BEGIN DATASET ROWS

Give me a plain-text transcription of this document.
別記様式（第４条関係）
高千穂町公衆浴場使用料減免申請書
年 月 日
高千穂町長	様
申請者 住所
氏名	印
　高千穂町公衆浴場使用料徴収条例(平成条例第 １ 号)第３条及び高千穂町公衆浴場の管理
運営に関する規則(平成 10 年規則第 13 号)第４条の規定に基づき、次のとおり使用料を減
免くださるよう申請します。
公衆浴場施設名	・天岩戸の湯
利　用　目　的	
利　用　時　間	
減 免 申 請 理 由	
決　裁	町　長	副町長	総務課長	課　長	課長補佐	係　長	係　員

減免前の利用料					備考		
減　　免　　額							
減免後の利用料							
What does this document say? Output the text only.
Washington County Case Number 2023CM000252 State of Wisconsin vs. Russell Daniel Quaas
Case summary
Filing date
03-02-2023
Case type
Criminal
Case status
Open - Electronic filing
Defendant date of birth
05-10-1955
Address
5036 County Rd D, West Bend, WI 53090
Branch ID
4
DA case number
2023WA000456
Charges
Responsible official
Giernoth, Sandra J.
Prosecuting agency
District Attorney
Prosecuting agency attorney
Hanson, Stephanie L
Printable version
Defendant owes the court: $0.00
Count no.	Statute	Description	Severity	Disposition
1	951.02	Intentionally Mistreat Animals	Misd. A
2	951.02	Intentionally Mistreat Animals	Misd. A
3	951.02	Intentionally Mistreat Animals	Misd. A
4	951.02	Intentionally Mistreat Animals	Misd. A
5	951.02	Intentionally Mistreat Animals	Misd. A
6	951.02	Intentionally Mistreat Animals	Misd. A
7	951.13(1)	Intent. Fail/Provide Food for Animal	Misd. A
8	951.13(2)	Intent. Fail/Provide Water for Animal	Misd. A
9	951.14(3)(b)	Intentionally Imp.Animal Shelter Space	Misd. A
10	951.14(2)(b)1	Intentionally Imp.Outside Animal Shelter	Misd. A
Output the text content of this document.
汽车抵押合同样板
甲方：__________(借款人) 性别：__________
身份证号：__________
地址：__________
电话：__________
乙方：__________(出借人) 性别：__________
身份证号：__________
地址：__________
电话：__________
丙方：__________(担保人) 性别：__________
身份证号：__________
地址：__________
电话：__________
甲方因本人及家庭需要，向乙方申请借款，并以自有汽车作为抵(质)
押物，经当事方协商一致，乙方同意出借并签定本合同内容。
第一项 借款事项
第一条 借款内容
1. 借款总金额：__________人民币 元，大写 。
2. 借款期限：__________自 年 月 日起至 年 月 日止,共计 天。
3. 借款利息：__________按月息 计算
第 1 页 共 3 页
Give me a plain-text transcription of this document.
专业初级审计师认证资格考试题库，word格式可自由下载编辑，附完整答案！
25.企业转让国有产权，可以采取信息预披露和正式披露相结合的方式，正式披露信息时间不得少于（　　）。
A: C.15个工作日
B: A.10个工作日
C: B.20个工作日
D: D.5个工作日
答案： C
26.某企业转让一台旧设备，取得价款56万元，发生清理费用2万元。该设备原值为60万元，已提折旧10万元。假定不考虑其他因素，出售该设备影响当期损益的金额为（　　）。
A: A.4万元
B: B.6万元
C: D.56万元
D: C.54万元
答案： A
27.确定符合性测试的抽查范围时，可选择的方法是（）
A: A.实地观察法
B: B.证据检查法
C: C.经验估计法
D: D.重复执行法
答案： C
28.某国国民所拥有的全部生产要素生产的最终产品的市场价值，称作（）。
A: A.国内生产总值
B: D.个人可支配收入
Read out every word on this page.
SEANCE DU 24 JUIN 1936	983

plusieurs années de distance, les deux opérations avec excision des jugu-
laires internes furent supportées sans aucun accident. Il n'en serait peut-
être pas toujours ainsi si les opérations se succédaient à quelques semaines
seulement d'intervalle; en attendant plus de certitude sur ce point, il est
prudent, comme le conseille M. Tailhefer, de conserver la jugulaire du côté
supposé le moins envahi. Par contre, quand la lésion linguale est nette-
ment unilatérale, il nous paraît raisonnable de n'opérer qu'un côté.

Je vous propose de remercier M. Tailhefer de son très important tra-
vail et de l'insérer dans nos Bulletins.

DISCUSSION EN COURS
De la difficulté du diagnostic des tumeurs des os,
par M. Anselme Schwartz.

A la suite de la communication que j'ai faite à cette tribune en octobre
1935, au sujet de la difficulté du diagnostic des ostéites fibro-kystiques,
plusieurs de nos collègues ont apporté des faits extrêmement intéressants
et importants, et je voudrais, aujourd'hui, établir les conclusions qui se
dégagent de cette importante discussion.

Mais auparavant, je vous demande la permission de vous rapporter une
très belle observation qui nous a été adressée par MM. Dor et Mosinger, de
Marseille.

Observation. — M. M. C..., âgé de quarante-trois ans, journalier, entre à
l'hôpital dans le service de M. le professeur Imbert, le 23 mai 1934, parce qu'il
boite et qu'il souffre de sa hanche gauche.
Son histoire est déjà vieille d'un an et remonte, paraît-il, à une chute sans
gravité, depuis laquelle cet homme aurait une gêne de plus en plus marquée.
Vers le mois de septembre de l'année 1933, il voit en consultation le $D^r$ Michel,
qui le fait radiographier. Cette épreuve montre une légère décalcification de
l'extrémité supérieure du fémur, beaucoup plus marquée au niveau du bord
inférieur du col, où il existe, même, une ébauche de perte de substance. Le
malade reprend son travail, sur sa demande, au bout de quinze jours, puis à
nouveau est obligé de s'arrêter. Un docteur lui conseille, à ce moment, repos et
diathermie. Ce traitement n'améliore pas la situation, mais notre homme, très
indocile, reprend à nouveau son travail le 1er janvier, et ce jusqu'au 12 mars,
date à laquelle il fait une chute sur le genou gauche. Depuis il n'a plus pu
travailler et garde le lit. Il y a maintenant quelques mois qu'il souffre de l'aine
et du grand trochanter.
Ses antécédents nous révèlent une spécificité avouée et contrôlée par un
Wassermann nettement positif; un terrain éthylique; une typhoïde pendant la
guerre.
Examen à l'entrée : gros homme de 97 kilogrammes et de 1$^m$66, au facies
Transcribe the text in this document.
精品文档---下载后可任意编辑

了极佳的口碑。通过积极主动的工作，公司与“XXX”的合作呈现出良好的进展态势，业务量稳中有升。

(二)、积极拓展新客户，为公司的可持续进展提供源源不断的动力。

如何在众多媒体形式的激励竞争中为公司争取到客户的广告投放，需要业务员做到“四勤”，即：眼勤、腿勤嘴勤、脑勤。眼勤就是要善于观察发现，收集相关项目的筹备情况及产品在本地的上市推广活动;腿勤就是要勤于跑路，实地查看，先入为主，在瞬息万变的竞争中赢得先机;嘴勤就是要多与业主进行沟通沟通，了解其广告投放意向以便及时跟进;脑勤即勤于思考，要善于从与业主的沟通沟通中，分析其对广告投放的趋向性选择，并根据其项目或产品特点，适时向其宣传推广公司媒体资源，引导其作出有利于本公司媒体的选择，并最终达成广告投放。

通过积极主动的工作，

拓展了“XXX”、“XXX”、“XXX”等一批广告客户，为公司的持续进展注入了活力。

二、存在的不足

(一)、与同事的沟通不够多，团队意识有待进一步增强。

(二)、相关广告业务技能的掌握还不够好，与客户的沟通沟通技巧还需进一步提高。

END DATASET ROWS

→ WHAT IS EXPECTED
Find the lines holding "vous" and list every one.

→ EXERCISE RESPONSE
Je vous propose de remercier M. Tailhefer de son très important tra-
Mais auparavant, je vous demande la permission de vous rapporter une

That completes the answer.